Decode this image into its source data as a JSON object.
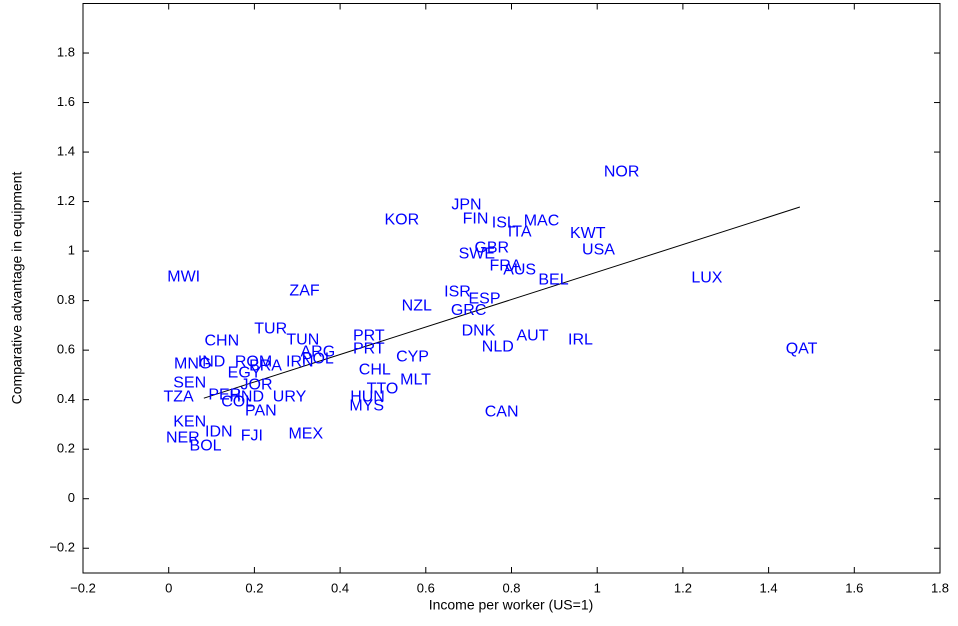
{
  "chart_data": {
    "type": "scatter",
    "x_label": "Income per worker (US=1)",
    "y_label": "Comparative advantage in equipment",
    "color": "#0000ff",
    "labels": [
      "NOR",
      "JPN",
      "FIN",
      "KOR",
      "ISL",
      "MAC",
      "ITA",
      "KWT",
      "USA",
      "GBR",
      "SWE",
      "FRA",
      "AUS",
      "BEL",
      "LUX",
      "MWI",
      "ZAF",
      "ISR",
      "ESP",
      "NZL",
      "GRC",
      "TUR",
      "DNK",
      "AUT",
      "IRL",
      "QAT",
      "TUN",
      "CHN",
      "PRT",
      "PRT",
      "NLD",
      "ARG",
      "CYP",
      "IND",
      "ROM",
      "MNG",
      "BRA",
      "IRN",
      "POL",
      "EGY",
      "CHL",
      "MLT",
      "SEN",
      "JOR",
      "TTO",
      "TZA",
      "PER",
      "HND",
      "URY",
      "HUN",
      "MYS",
      "COL",
      "PAN",
      "CAN",
      "KEN",
      "IDN",
      "NER",
      "FJI",
      "MEX",
      "BOL"
    ],
    "x": [
      1.057,
      0.695,
      0.716,
      0.544,
      0.782,
      0.87,
      0.819,
      0.978,
      1.003,
      0.754,
      0.719,
      0.786,
      0.819,
      0.898,
      1.256,
      0.035,
      0.317,
      0.674,
      0.737,
      0.579,
      0.7,
      0.238,
      0.723,
      0.849,
      0.961,
      1.477,
      0.313,
      0.124,
      0.467,
      0.467,
      0.768,
      0.348,
      0.569,
      0.1,
      0.198,
      0.056,
      0.226,
      0.306,
      0.348,
      0.177,
      0.481,
      0.576,
      0.049,
      0.205,
      0.499,
      0.023,
      0.131,
      0.182,
      0.282,
      0.464,
      0.462,
      0.161,
      0.215,
      0.777,
      0.049,
      0.117,
      0.033,
      0.194,
      0.32,
      0.086
    ],
    "y": [
      1.319,
      1.186,
      1.129,
      1.125,
      1.113,
      1.121,
      1.077,
      1.069,
      1.004,
      1.012,
      0.988,
      0.939,
      0.923,
      0.883,
      0.891,
      0.895,
      0.838,
      0.834,
      0.806,
      0.778,
      0.758,
      0.685,
      0.677,
      0.657,
      0.64,
      0.604,
      0.64,
      0.636,
      0.657,
      0.604,
      0.612,
      0.592,
      0.572,
      0.552,
      0.552,
      0.543,
      0.535,
      0.552,
      0.564,
      0.507,
      0.519,
      0.479,
      0.467,
      0.459,
      0.442,
      0.41,
      0.418,
      0.41,
      0.41,
      0.41,
      0.374,
      0.39,
      0.354,
      0.349,
      0.309,
      0.269,
      0.244,
      0.253,
      0.261,
      0.212
    ],
    "trend": {
      "x": [
        0.082,
        1.473
      ],
      "y": [
        0.406,
        1.178
      ]
    },
    "xlim": [
      -0.2,
      1.8
    ],
    "ylim": [
      -0.3,
      2.0
    ],
    "xticks": [
      {
        "value": -0.2,
        "label": "−0.2"
      },
      0,
      0.2,
      0.4,
      0.6,
      0.8,
      1,
      1.2,
      1.4,
      1.6,
      1.8
    ],
    "yticks": [
      {
        "value": -0.2,
        "label": "−0.2"
      },
      0,
      0.2,
      0.4,
      0.6,
      0.8,
      1,
      1.2,
      1.4,
      1.6,
      1.8
    ]
  }
}
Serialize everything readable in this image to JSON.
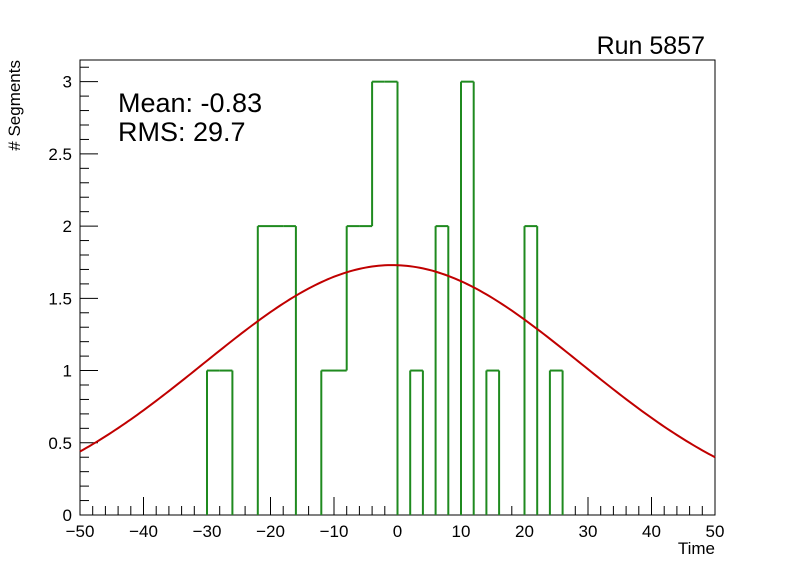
{
  "chart_data": {
    "type": "histogram",
    "title": "Run 5857",
    "xlabel": "Time",
    "ylabel": "# Segments",
    "xlim": [
      -50,
      50
    ],
    "ylim": [
      0,
      3.15
    ],
    "x_ticks": [
      -50,
      -40,
      -30,
      -20,
      -10,
      0,
      10,
      20,
      30,
      40,
      50
    ],
    "y_ticks": [
      0,
      0.5,
      1,
      1.5,
      2,
      2.5,
      3
    ],
    "x_tick_labels": [
      "−50",
      "−40",
      "−30",
      "−20",
      "−10",
      "0",
      "10",
      "20",
      "30",
      "40",
      "50"
    ],
    "y_tick_labels": [
      "0",
      "0.5",
      "1",
      "1.5",
      "2",
      "2.5",
      "3"
    ],
    "bin_width": 2,
    "bin_edges": [
      -50,
      -48,
      -46,
      -44,
      -42,
      -40,
      -38,
      -36,
      -34,
      -32,
      -30,
      -28,
      -26,
      -24,
      -22,
      -20,
      -18,
      -16,
      -14,
      -12,
      -10,
      -8,
      -6,
      -4,
      -2,
      0,
      2,
      4,
      6,
      8,
      10,
      12,
      14,
      16,
      18,
      20,
      22,
      24,
      26,
      28,
      30,
      32,
      34,
      36,
      38,
      40,
      42,
      44,
      46,
      48,
      50
    ],
    "counts": [
      0,
      0,
      0,
      0,
      0,
      0,
      0,
      0,
      0,
      0,
      1,
      1,
      0,
      0,
      2,
      2,
      2,
      0,
      0,
      1,
      1,
      2,
      2,
      3,
      3,
      0,
      1,
      0,
      2,
      0,
      3,
      0,
      1,
      0,
      0,
      2,
      0,
      1,
      0,
      0,
      0,
      0,
      0,
      0,
      0,
      0,
      0,
      0,
      0,
      0
    ],
    "hist_color": "#1f8a1f",
    "fit": {
      "type": "gaussian",
      "amplitude": 1.73,
      "mean": -0.83,
      "sigma": 29.7,
      "color": "#c00000"
    },
    "stats": {
      "mean_label": "Mean: -0.83",
      "rms_label": "RMS:  29.7"
    },
    "grid": false,
    "legend": "none"
  }
}
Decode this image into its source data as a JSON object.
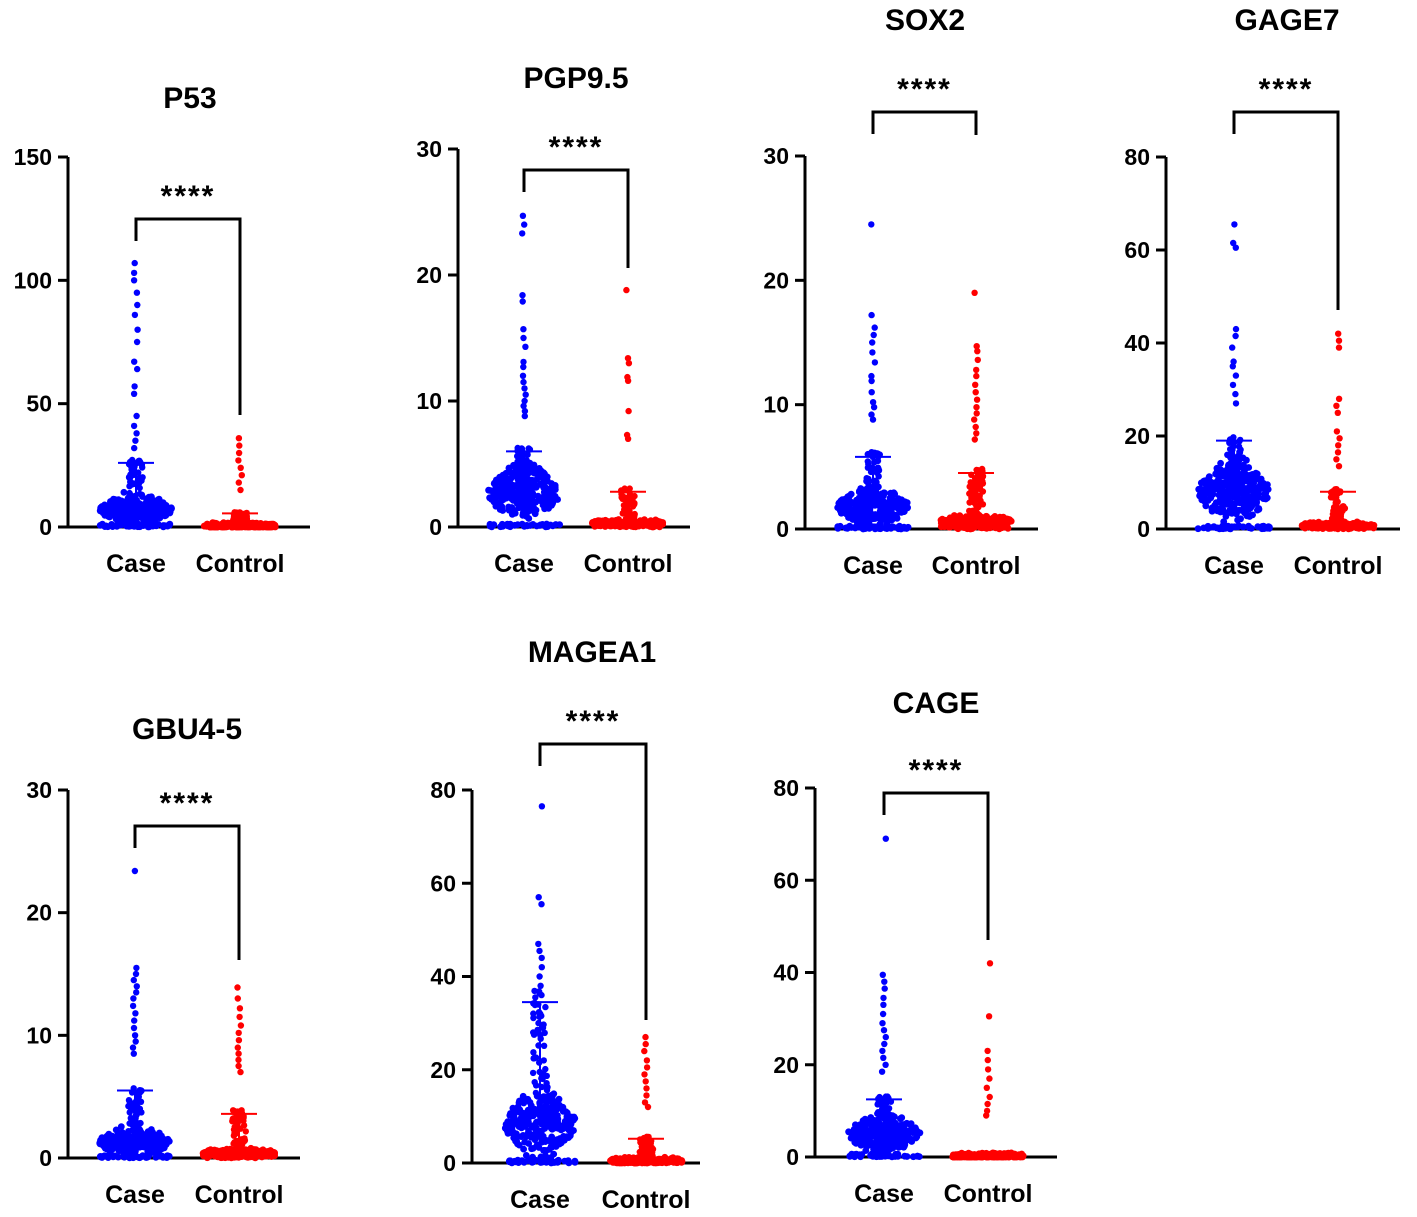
{
  "chart_data": [
    {
      "type": "scatter",
      "title": "P53",
      "categories": [
        "Case",
        "Control"
      ],
      "ylim": [
        0,
        150
      ],
      "yticks": [
        0,
        50,
        100,
        150
      ],
      "significance": "****",
      "series": [
        {
          "name": "Case",
          "color": "#0000ff",
          "mean_plus_sd": 26,
          "median": 7,
          "max": 107,
          "outliers": [
            107,
            103,
            100,
            95,
            90,
            86,
            80,
            75,
            67,
            64,
            57,
            54,
            45,
            41,
            38,
            35,
            32
          ]
        },
        {
          "name": "Control",
          "color": "#ff0000",
          "mean_plus_sd": 5.5,
          "median": 0.5,
          "max": 36,
          "outliers": [
            36,
            33,
            30,
            27,
            24,
            21,
            18,
            15
          ]
        }
      ]
    },
    {
      "type": "scatter",
      "title": "PGP9.5",
      "categories": [
        "Case",
        "Control"
      ],
      "ylim": [
        0,
        30
      ],
      "yticks": [
        0,
        10,
        20,
        30
      ],
      "significance": "****",
      "series": [
        {
          "name": "Case",
          "color": "#0000ff",
          "mean_plus_sd": 6,
          "median": 2.7,
          "max": 24.7,
          "outliers": [
            24.7,
            24,
            23.3,
            18.4,
            17.9,
            15.7,
            15,
            14.3,
            13.1,
            12.7,
            12,
            11.5,
            11,
            10.5,
            10,
            9.6,
            9.2,
            8.8
          ]
        },
        {
          "name": "Control",
          "color": "#ff0000",
          "mean_plus_sd": 2.8,
          "median": 0.3,
          "max": 18.8,
          "outliers": [
            18.8,
            13.4,
            13,
            11.9,
            11.6,
            9.2,
            7.3,
            7
          ]
        }
      ]
    },
    {
      "type": "scatter",
      "title": "SOX2",
      "categories": [
        "Case",
        "Control"
      ],
      "ylim": [
        0,
        30
      ],
      "yticks": [
        0,
        10,
        20,
        30
      ],
      "significance": "****",
      "series": [
        {
          "name": "Case",
          "color": "#0000ff",
          "mean_plus_sd": 5.8,
          "median": 1.8,
          "max": 24.5,
          "outliers": [
            24.5,
            17.2,
            16.2,
            15.6,
            15,
            14.2,
            13.4,
            12.3,
            11.9,
            11,
            10.2,
            9.8,
            9.2,
            8.8
          ]
        },
        {
          "name": "Control",
          "color": "#ff0000",
          "mean_plus_sd": 4.5,
          "median": 0.6,
          "max": 19,
          "outliers": [
            19,
            14.7,
            14.3,
            13.6,
            12.8,
            12.3,
            11.6,
            11,
            10.4,
            9.8,
            9.3,
            8.8,
            8.2,
            7.7,
            7.2
          ]
        }
      ]
    },
    {
      "type": "scatter",
      "title": "GAGE7",
      "categories": [
        "Case",
        "Control"
      ],
      "ylim": [
        0,
        80
      ],
      "yticks": [
        0,
        20,
        40,
        60,
        80
      ],
      "significance": "****",
      "series": [
        {
          "name": "Case",
          "color": "#0000ff",
          "mean_plus_sd": 19,
          "median": 8,
          "max": 65.5,
          "outliers": [
            65.5,
            61.5,
            60.5,
            43,
            41.5,
            39,
            36,
            35,
            33,
            31,
            29,
            27
          ]
        },
        {
          "name": "Control",
          "color": "#ff0000",
          "mean_plus_sd": 8,
          "median": 0.8,
          "max": 42,
          "outliers": [
            42,
            40.5,
            39,
            28,
            26.5,
            25,
            21,
            19.5,
            18,
            16.5,
            15,
            13.5
          ]
        }
      ]
    },
    {
      "type": "scatter",
      "title": "GBU4-5",
      "categories": [
        "Case",
        "Control"
      ],
      "ylim": [
        0,
        30
      ],
      "yticks": [
        0,
        10,
        20,
        30
      ],
      "significance": "****",
      "series": [
        {
          "name": "Case",
          "color": "#0000ff",
          "mean_plus_sd": 5.5,
          "median": 1.3,
          "max": 23.4,
          "outliers": [
            23.4,
            15.5,
            15,
            14.5,
            14,
            13.5,
            13,
            12.4,
            11.8,
            11.2,
            10.6,
            10,
            9.5,
            9,
            8.5
          ]
        },
        {
          "name": "Control",
          "color": "#ff0000",
          "mean_plus_sd": 3.6,
          "median": 0.4,
          "max": 13.9,
          "outliers": [
            13.9,
            13,
            12.2,
            11.5,
            10.8,
            10.2,
            9.6,
            9,
            8.5,
            8,
            7.5,
            7
          ]
        }
      ]
    },
    {
      "type": "scatter",
      "title": "MAGEA1",
      "categories": [
        "Case",
        "Control"
      ],
      "ylim": [
        0,
        80
      ],
      "yticks": [
        0,
        20,
        40,
        60,
        80
      ],
      "significance": "****",
      "series": [
        {
          "name": "Case",
          "color": "#0000ff",
          "mean_plus_sd": 34.5,
          "median": 8.5,
          "max": 76.5,
          "outliers": [
            76.5,
            57,
            55.5,
            47,
            45.5,
            44,
            42,
            40,
            38,
            36,
            34,
            32,
            30,
            28
          ]
        },
        {
          "name": "Control",
          "color": "#ff0000",
          "mean_plus_sd": 5.2,
          "median": 0.5,
          "max": 27,
          "outliers": [
            27,
            25.5,
            24,
            22,
            20.5,
            19,
            17.5,
            16,
            14.5,
            13,
            12
          ]
        }
      ]
    },
    {
      "type": "scatter",
      "title": "CAGE",
      "categories": [
        "Case",
        "Control"
      ],
      "ylim": [
        0,
        80
      ],
      "yticks": [
        0,
        20,
        40,
        60,
        80
      ],
      "significance": "****",
      "series": [
        {
          "name": "Case",
          "color": "#0000ff",
          "mean_plus_sd": 12.5,
          "median": 5,
          "max": 69,
          "outliers": [
            69,
            39.5,
            38,
            36.5,
            34.5,
            33,
            31,
            29,
            27.5,
            26,
            24.5,
            23,
            21.5,
            20,
            18.5
          ]
        },
        {
          "name": "Control",
          "color": "#ff0000",
          "mean_plus_sd": 0.8,
          "median": 0.2,
          "max": 42,
          "outliers": [
            42,
            30.5,
            23,
            21,
            19,
            17,
            15,
            13,
            11.5,
            10,
            9
          ]
        }
      ]
    }
  ]
}
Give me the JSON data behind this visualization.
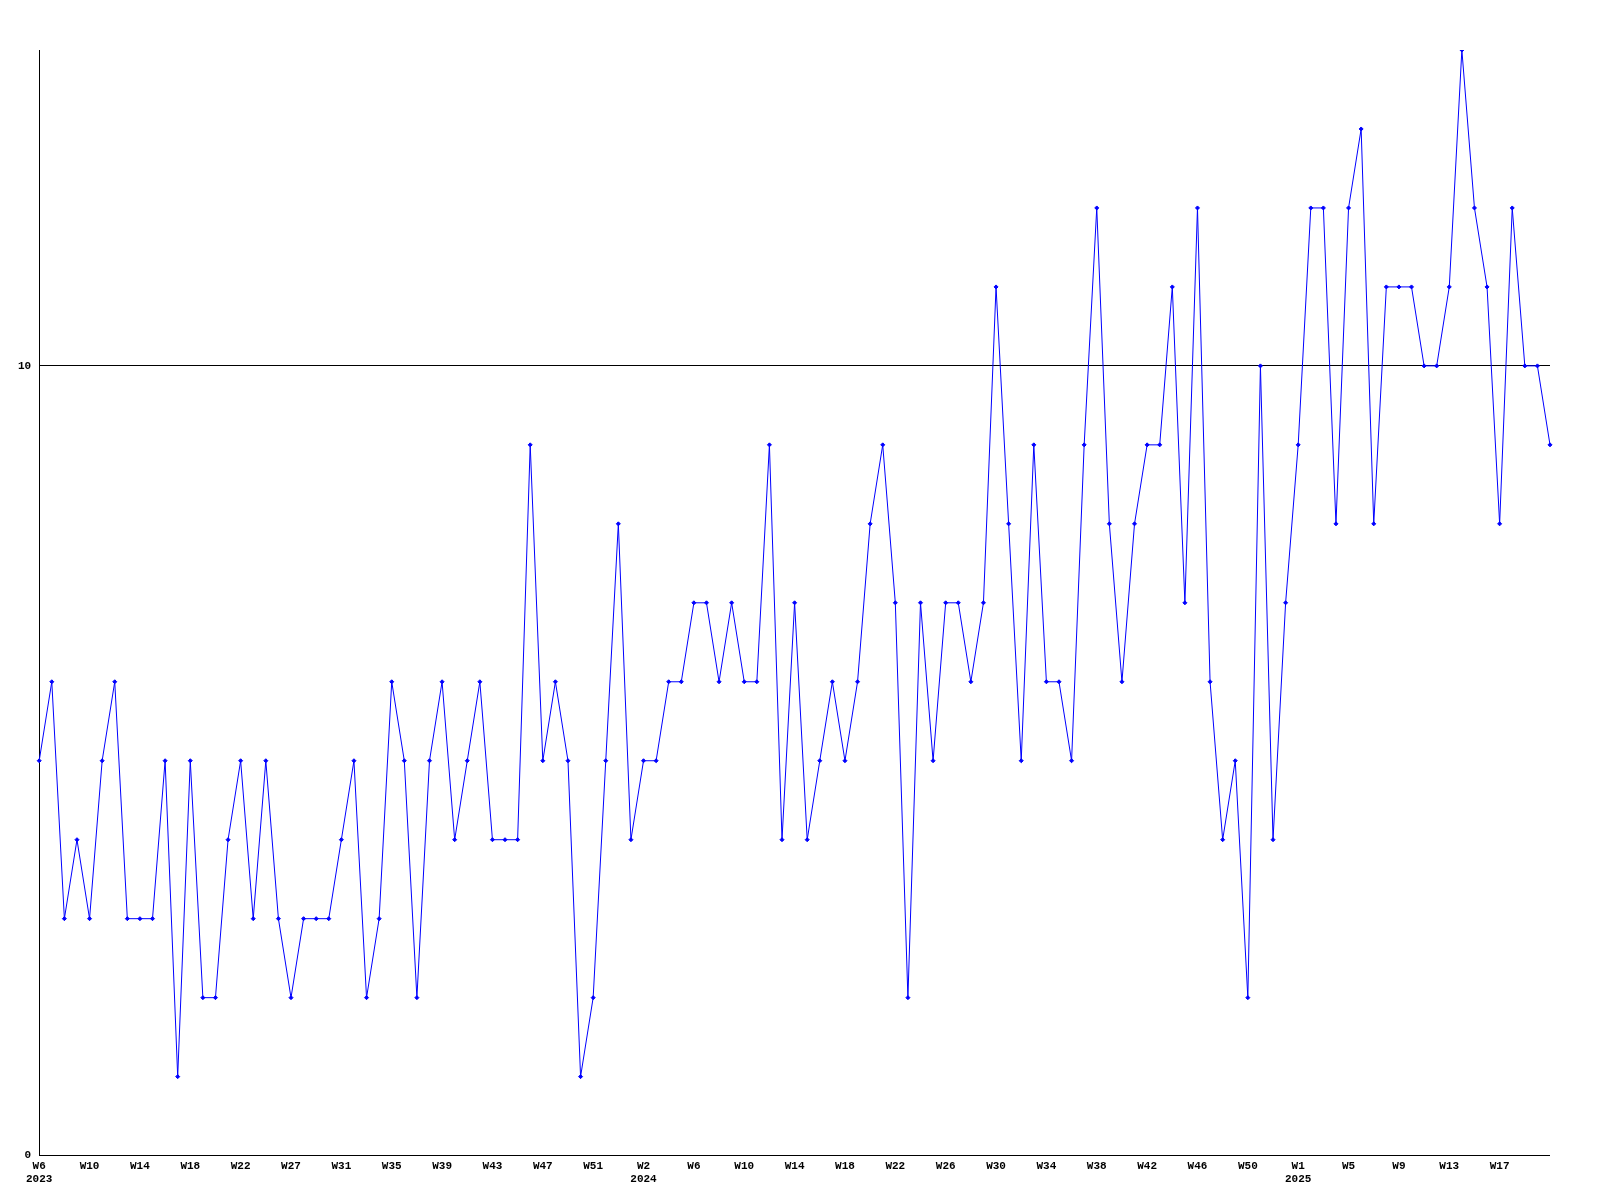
{
  "chart_data": {
    "type": "line",
    "categories": [
      "W6\n2023",
      null,
      null,
      null,
      "W10",
      null,
      null,
      null,
      "W14",
      null,
      null,
      null,
      "W18",
      null,
      null,
      null,
      "W22",
      null,
      null,
      null,
      "W27",
      null,
      null,
      null,
      "W31",
      null,
      null,
      null,
      "W35",
      null,
      null,
      null,
      "W39",
      null,
      null,
      null,
      "W43",
      null,
      null,
      null,
      "W47",
      null,
      null,
      null,
      "W51",
      null,
      null,
      null,
      "W2\n2024",
      null,
      null,
      null,
      "W6",
      null,
      null,
      null,
      "W10",
      null,
      null,
      null,
      "W14",
      null,
      null,
      null,
      "W18",
      null,
      null,
      null,
      "W22",
      null,
      null,
      null,
      "W26",
      null,
      null,
      null,
      "W30",
      null,
      null,
      null,
      "W34",
      null,
      null,
      null,
      "W38",
      null,
      null,
      null,
      "W42",
      null,
      null,
      null,
      "W46",
      null,
      null,
      null,
      "W50",
      null,
      null,
      null,
      "W1\n2025",
      null,
      null,
      null,
      "W5",
      null,
      null,
      null,
      "W9",
      null,
      null,
      null,
      "W13",
      null,
      null,
      null,
      "W17",
      null,
      null,
      null,
      null
    ],
    "series": [
      {
        "color": "#0000ff",
        "values": [
          5,
          6,
          3,
          4,
          3,
          5,
          6,
          3,
          3,
          3,
          5,
          1,
          5,
          2,
          2,
          4,
          5,
          3,
          5,
          3,
          2,
          3,
          3,
          3,
          4,
          5,
          2,
          3,
          6,
          5,
          2,
          5,
          6,
          4,
          5,
          6,
          4,
          4,
          4,
          9,
          5,
          6,
          5,
          1,
          2,
          5,
          8,
          4,
          5,
          5,
          6,
          6,
          7,
          7,
          6,
          7,
          6,
          6,
          9,
          4,
          7,
          4,
          5,
          6,
          5,
          6,
          8,
          9,
          7,
          2,
          7,
          5,
          7,
          7,
          6,
          7,
          11,
          8,
          5,
          9,
          6,
          6,
          5,
          9,
          12,
          8,
          6,
          8,
          9,
          9,
          11,
          7,
          12,
          6,
          4,
          5,
          2,
          10,
          4,
          7,
          9,
          12,
          12,
          8,
          12,
          13,
          8,
          11,
          11,
          11,
          10,
          10,
          11,
          14,
          12,
          11,
          8,
          12,
          10,
          10,
          9
        ]
      }
    ],
    "ylim": [
      0,
      14
    ],
    "yticks": [
      0,
      10
    ],
    "grid": "y",
    "marker": "diamond",
    "legend": false
  }
}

****************************************

Copy every line of the listing that includes the string "title".

TASK OUTPUT:
    "title": "Run 5857",
      "title": "P53",
      "title": "PGP9.5",
      "title": "SOX2",
      "title": "GAGE7",
      "title": "GBU4-5",
      "title": "MAGEA1",
      "title": "CAGE",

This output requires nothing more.